_Exercise objective_
Write out the listing in full, matching it word for word.

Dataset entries
* * * *
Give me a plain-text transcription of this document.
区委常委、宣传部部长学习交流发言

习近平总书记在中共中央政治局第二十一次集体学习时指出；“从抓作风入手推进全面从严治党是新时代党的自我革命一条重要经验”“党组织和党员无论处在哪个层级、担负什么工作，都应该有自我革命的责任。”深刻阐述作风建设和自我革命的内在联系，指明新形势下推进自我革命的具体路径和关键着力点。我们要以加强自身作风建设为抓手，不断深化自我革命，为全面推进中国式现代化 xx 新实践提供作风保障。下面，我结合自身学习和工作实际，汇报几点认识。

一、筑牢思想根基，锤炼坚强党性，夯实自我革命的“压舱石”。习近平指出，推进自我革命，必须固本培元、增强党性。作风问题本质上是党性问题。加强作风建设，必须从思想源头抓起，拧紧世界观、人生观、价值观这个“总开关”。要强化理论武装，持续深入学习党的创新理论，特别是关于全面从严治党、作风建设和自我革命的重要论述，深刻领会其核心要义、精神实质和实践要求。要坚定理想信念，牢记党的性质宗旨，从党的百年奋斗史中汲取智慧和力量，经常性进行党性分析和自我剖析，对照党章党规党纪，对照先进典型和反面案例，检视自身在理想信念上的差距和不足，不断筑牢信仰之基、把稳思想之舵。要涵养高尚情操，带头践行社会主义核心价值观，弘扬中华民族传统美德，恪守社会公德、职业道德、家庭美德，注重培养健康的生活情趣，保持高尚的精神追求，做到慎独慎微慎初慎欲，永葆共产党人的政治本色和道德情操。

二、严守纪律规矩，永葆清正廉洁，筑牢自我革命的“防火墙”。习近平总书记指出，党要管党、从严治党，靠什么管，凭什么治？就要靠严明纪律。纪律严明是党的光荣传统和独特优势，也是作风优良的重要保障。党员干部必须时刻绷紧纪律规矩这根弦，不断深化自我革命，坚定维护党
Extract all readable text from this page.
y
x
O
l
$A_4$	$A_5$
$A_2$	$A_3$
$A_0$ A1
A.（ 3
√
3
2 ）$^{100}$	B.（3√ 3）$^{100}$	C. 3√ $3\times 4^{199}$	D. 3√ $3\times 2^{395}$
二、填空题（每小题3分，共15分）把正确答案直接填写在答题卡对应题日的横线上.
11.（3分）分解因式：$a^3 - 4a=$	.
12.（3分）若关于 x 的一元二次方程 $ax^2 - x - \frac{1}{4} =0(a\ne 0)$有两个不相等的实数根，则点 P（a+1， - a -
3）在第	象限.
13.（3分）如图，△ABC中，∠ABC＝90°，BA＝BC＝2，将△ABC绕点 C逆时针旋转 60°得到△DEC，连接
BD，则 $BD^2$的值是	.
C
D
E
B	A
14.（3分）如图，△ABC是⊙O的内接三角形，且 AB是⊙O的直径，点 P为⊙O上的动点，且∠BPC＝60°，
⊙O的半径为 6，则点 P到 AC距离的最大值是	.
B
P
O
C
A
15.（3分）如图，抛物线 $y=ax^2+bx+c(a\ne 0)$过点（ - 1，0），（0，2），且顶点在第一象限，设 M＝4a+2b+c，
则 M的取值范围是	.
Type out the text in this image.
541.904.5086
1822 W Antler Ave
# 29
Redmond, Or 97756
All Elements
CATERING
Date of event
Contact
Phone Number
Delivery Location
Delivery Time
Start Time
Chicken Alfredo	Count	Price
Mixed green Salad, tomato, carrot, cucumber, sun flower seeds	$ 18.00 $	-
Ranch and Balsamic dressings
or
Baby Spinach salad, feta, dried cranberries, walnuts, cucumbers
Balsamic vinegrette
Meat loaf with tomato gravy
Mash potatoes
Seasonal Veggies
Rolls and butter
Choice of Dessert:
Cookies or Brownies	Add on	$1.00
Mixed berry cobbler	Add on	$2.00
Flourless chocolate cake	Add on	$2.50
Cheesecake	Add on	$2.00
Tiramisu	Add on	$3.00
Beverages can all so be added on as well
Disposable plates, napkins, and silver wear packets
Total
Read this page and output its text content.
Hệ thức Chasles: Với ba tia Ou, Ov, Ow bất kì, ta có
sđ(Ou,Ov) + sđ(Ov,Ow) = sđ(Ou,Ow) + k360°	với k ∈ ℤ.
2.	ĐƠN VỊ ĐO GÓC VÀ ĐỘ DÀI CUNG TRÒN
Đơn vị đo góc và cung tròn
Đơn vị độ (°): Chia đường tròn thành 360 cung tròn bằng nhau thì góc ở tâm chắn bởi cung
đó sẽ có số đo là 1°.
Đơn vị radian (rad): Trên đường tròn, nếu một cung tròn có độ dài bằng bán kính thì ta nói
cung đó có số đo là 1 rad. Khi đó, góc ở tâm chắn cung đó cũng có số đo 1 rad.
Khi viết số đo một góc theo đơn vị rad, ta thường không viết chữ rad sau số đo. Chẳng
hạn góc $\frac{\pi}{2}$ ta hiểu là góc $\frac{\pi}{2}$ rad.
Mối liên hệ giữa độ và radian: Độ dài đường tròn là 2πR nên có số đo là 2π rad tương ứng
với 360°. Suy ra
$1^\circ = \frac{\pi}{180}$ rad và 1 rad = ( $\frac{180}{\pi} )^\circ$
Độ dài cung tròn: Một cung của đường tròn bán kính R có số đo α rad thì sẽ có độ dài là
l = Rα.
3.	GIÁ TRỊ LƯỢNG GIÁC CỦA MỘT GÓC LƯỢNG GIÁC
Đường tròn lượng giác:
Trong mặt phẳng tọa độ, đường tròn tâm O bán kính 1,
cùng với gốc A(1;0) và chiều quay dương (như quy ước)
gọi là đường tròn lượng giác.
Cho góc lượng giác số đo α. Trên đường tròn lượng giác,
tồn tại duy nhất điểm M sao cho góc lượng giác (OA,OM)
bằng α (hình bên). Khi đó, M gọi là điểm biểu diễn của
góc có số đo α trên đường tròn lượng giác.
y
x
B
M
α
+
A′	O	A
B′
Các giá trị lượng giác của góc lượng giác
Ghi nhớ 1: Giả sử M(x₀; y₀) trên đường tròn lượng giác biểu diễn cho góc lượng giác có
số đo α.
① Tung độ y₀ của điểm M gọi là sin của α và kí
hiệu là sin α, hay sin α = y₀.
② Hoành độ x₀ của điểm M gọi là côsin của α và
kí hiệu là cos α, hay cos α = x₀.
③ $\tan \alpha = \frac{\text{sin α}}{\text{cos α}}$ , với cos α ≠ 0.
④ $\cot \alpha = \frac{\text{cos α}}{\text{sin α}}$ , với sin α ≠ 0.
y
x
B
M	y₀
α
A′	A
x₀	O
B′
* * * *
_Right answer_
Give me a plain-text transcription of this document.
区委常委、宣传部部长学习交流发言

习近平总书记在中共中央政治局第二十一次集体学习时指出；“从抓作风入手推进全面从严治党是新时代党的自我革命一条重要经验”“党组织和党员无论处在哪个层级、担负什么工作，都应该有自我革命的责任。”深刻阐述作风建设和自我革命的内在联系，指明新形势下推进自我革命的具体路径和关键着力点。我们要以加强自身作风建设为抓手，不断深化自我革命，为全面推进中国式现代化 xx 新实践提供作风保障。下面，我结合自身学习和工作实际，汇报几点认识。

一、筑牢思想根基，锤炼坚强党性，夯实自我革命的“压舱石”。习近平指出，推进自我革命，必须固本培元、增强党性。作风问题本质上是党性问题。加强作风建设，必须从思想源头抓起，拧紧世界观、人生观、价值观这个“总开关”。要强化理论武装，持续深入学习党的创新理论，特别是关于全面从严治党、作风建设和自我革命的重要论述，深刻领会其核心要义、精神实质和实践要求。要坚定理想信念，牢记党的性质宗旨，从党的百年奋斗史中汲取智慧和力量，经常性进行党性分析和自我剖析，对照党章党规党纪，对照先进典型和反面案例，检视自身在理想信念上的差距和不足，不断筑牢信仰之基、把稳思想之舵。要涵养高尚情操，带头践行社会主义核心价值观，弘扬中华民族传统美德，恪守社会公德、职业道德、家庭美德，注重培养健康的生活情趣，保持高尚的精神追求，做到慎独慎微慎初慎欲，永葆共产党人的政治本色和道德情操。

二、严守纪律规矩，永葆清正廉洁，筑牢自我革命的“防火墙”。习近平总书记指出，党要管党、从严治党，靠什么管，凭什么治？就要靠严明纪律。纪律严明是党的光荣传统和独特优势，也是作风优良的重要保障。党员干部必须时刻绷紧纪律规矩这根弦，不断深化自我革命，坚定维护党
Extract all readable text from this page.
y
x
O
l
$A_4$	$A_5$
$A_2$	$A_3$
$A_0$ A1
A.（ 3
√
3
2 ）$^{100}$	B.（3√ 3）$^{100}$	C. 3√ $3\times 4^{199}$	D. 3√ $3\times 2^{395}$
二、填空题（每小题3分，共15分）把正确答案直接填写在答题卡对应题日的横线上.
11.（3分）分解因式：$a^3 - 4a=$	.
12.（3分）若关于 x 的一元二次方程 $ax^2 - x - \frac{1}{4} =0(a\ne 0)$有两个不相等的实数根，则点 P（a+1， - a -
3）在第	象限.
13.（3分）如图，△ABC中，∠ABC＝90°，BA＝BC＝2，将△ABC绕点 C逆时针旋转 60°得到△DEC，连接
BD，则 $BD^2$的值是	.
C
D
E
B	A
14.（3分）如图，△ABC是⊙O的内接三角形，且 AB是⊙O的直径，点 P为⊙O上的动点，且∠BPC＝60°，
⊙O的半径为 6，则点 P到 AC距离的最大值是	.
B
P
O
C
A
15.（3分）如图，抛物线 $y=ax^2+bx+c(a\ne 0)$过点（ - 1，0），（0，2），且顶点在第一象限，设 M＝4a+2b+c，
则 M的取值范围是	.
Type out the text in this image.
541.904.5086
1822 W Antler Ave
# 29
Redmond, Or 97756
All Elements
CATERING
Date of event
Contact
Phone Number
Delivery Location
Delivery Time
Start Time
Chicken Alfredo	Count	Price
Mixed green Salad, tomato, carrot, cucumber, sun flower seeds	$ 18.00 $	-
Ranch and Balsamic dressings
or
Baby Spinach salad, feta, dried cranberries, walnuts, cucumbers
Balsamic vinegrette
Meat loaf with tomato gravy
Mash potatoes
Seasonal Veggies
Rolls and butter
Choice of Dessert:
Cookies or Brownies	Add on	$1.00
Mixed berry cobbler	Add on	$2.00
Flourless chocolate cake	Add on	$2.50
Cheesecake	Add on	$2.00
Tiramisu	Add on	$3.00
Beverages can all so be added on as well
Disposable plates, napkins, and silver wear packets
Total
Read this page and output its text content.
Hệ thức Chasles: Với ba tia Ou, Ov, Ow bất kì, ta có
sđ(Ou,Ov) + sđ(Ov,Ow) = sđ(Ou,Ow) + k360°	với k ∈ ℤ.
2.	ĐƠN VỊ ĐO GÓC VÀ ĐỘ DÀI CUNG TRÒN
Đơn vị đo góc và cung tròn
Đơn vị độ (°): Chia đường tròn thành 360 cung tròn bằng nhau thì góc ở tâm chắn bởi cung
đó sẽ có số đo là 1°.
Đơn vị radian (rad): Trên đường tròn, nếu một cung tròn có độ dài bằng bán kính thì ta nói
cung đó có số đo là 1 rad. Khi đó, góc ở tâm chắn cung đó cũng có số đo 1 rad.
Khi viết số đo một góc theo đơn vị rad, ta thường không viết chữ rad sau số đo. Chẳng
hạn góc $\frac{\pi}{2}$ ta hiểu là góc $\frac{\pi}{2}$ rad.
Mối liên hệ giữa độ và radian: Độ dài đường tròn là 2πR nên có số đo là 2π rad tương ứng
với 360°. Suy ra
$1^\circ = \frac{\pi}{180}$ rad và 1 rad = ( $\frac{180}{\pi} )^\circ$
Độ dài cung tròn: Một cung của đường tròn bán kính R có số đo α rad thì sẽ có độ dài là
l = Rα.
3.	GIÁ TRỊ LƯỢNG GIÁC CỦA MỘT GÓC LƯỢNG GIÁC
Đường tròn lượng giác:
Trong mặt phẳng tọa độ, đường tròn tâm O bán kính 1,
cùng với gốc A(1;0) và chiều quay dương (như quy ước)
gọi là đường tròn lượng giác.
Cho góc lượng giác số đo α. Trên đường tròn lượng giác,
tồn tại duy nhất điểm M sao cho góc lượng giác (OA,OM)
bằng α (hình bên). Khi đó, M gọi là điểm biểu diễn của
góc có số đo α trên đường tròn lượng giác.
y
x
B
M
α
+
A′	O	A
B′
Các giá trị lượng giác của góc lượng giác
Ghi nhớ 1: Giả sử M(x₀; y₀) trên đường tròn lượng giác biểu diễn cho góc lượng giác có
số đo α.
① Tung độ y₀ của điểm M gọi là sin của α và kí
hiệu là sin α, hay sin α = y₀.
② Hoành độ x₀ của điểm M gọi là côsin của α và
kí hiệu là cos α, hay cos α = x₀.
③ $\tan \alpha = \frac{\text{sin α}}{\text{cos α}}$ , với cos α ≠ 0.
④ $\cot \alpha = \frac{\text{cos α}}{\text{sin α}}$ , với sin α ≠ 0.
y
x
B
M	y₀
α
A′	A
x₀	O
B′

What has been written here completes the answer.